■ PROBLEM REQUIREMENTS ■
Gather from the listing below each line that includes the word "this", and copy it.

··· GIVEN DATA

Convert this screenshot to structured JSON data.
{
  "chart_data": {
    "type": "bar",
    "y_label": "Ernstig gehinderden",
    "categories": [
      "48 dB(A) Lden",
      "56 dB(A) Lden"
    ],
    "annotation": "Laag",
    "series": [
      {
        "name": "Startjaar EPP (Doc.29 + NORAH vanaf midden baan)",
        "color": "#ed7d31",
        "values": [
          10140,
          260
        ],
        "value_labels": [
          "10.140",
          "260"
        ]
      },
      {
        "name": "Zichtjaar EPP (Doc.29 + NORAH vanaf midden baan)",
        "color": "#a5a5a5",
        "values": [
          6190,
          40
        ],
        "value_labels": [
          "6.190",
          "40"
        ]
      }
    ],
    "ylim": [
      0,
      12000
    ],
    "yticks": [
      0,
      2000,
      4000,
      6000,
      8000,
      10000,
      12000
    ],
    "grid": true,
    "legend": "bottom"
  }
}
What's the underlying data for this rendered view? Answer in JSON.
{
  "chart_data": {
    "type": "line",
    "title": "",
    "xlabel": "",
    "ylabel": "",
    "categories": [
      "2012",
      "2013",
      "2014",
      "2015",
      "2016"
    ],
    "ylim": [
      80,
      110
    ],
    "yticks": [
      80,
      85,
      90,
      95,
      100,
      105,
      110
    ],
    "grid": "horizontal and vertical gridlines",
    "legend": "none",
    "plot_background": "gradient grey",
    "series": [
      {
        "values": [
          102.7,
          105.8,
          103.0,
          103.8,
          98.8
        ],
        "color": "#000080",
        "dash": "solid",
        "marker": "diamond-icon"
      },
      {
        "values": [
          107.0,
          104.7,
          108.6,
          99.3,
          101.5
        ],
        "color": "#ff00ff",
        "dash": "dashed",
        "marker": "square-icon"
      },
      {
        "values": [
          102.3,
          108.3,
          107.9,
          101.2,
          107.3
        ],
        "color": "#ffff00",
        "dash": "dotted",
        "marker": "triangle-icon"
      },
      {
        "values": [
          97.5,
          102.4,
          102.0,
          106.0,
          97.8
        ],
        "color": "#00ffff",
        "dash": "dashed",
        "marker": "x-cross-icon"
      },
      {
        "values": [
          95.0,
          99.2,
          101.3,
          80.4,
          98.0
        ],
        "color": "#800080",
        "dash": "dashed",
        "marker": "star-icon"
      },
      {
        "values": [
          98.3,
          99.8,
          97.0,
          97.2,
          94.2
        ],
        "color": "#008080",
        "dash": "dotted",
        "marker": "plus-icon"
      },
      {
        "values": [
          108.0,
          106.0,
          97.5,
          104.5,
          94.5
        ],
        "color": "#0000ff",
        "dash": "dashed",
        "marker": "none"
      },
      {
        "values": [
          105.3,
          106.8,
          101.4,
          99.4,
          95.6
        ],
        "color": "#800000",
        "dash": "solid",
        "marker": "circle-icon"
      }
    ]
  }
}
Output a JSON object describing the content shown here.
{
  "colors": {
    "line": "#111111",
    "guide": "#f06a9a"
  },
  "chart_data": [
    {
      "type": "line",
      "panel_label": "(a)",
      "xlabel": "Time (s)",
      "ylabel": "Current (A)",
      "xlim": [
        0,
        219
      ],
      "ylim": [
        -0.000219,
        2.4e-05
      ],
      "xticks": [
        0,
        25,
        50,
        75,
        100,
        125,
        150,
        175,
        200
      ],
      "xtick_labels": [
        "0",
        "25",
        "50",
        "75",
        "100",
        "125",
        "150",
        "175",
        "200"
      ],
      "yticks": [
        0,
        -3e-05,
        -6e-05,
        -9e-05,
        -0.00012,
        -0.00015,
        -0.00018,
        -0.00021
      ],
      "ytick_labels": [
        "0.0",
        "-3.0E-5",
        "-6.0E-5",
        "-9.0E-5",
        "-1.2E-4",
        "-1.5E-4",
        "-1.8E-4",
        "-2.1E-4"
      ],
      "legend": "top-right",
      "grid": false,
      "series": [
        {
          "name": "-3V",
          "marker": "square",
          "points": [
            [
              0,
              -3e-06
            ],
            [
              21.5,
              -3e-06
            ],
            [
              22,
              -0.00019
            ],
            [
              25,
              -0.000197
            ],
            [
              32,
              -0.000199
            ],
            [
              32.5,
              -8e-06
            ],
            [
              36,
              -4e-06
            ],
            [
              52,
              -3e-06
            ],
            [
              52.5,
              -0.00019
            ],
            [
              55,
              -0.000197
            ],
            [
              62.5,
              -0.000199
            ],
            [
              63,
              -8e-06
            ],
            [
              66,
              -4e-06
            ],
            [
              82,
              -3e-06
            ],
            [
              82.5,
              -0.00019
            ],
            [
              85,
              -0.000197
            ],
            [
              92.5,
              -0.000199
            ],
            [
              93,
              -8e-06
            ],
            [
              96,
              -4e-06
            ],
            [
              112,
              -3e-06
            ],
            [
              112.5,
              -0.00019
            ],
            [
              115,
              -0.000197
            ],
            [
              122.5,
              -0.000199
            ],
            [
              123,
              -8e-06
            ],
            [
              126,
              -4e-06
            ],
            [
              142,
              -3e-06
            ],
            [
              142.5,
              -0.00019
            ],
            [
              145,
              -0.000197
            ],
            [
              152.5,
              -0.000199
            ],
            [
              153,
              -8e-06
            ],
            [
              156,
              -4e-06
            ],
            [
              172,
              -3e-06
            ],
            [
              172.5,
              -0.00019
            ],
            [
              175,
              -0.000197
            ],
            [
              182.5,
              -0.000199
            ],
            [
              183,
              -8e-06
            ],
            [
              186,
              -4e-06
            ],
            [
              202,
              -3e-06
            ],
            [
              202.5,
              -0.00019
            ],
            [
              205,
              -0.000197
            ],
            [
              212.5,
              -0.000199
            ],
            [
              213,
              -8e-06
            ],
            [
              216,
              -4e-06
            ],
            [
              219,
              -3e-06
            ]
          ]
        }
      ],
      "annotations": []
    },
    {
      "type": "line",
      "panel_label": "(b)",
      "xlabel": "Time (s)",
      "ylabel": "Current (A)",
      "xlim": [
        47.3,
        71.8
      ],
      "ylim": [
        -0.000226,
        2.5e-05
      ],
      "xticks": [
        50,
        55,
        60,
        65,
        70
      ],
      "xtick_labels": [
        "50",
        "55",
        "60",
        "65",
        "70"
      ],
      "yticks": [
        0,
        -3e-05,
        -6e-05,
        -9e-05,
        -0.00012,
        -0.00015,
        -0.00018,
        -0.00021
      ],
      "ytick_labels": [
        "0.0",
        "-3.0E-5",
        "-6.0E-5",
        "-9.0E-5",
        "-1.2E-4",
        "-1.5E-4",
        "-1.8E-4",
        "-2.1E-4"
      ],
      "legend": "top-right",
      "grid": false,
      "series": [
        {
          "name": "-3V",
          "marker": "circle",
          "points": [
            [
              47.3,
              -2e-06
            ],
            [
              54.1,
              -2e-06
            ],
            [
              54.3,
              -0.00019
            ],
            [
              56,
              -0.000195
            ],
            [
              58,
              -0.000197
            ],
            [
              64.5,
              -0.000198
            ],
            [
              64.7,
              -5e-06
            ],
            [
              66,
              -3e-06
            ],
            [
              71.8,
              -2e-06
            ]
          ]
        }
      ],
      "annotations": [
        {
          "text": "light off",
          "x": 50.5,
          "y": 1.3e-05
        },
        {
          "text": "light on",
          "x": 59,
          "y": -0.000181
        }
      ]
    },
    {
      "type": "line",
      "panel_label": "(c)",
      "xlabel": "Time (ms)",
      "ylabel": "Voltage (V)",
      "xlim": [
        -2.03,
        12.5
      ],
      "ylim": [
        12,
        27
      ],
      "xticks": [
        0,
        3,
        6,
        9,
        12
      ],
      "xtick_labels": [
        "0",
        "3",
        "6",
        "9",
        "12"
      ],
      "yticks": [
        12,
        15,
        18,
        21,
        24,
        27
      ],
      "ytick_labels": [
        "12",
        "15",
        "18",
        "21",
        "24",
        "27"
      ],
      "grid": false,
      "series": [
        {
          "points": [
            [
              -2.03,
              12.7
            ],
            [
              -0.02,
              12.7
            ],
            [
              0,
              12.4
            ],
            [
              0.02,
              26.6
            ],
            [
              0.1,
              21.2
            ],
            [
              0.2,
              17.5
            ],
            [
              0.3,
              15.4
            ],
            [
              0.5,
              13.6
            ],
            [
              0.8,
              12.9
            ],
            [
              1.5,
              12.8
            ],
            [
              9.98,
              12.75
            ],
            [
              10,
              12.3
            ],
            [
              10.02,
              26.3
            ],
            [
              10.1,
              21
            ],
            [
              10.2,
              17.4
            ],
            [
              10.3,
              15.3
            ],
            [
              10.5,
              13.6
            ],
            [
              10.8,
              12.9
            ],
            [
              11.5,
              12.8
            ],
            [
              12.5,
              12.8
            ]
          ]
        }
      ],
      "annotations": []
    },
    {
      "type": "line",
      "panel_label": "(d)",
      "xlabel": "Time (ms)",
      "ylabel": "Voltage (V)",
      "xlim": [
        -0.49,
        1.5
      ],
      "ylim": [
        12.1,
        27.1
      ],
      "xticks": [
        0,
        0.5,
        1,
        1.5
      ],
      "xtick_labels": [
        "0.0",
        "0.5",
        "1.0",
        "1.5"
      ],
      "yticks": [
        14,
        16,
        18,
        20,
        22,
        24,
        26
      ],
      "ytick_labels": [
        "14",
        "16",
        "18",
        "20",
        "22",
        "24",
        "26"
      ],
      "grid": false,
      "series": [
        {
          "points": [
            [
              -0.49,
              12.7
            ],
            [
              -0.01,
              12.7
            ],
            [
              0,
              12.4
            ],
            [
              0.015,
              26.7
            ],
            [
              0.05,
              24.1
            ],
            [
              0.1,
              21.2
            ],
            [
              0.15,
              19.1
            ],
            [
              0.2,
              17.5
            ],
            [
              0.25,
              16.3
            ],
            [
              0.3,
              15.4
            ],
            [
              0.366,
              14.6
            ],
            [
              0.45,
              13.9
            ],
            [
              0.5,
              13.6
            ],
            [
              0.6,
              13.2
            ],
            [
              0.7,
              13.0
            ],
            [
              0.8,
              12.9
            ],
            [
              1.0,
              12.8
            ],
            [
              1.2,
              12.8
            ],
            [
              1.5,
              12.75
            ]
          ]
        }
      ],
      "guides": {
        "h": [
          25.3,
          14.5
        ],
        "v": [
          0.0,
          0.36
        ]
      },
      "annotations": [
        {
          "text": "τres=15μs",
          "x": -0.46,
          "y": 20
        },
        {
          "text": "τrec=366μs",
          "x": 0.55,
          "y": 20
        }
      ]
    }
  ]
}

······

■ WRITTEN RESPONSE ■
Convert this screenshot to structured JSON data.
What's the underlying data for this rendered view? Answer in JSON.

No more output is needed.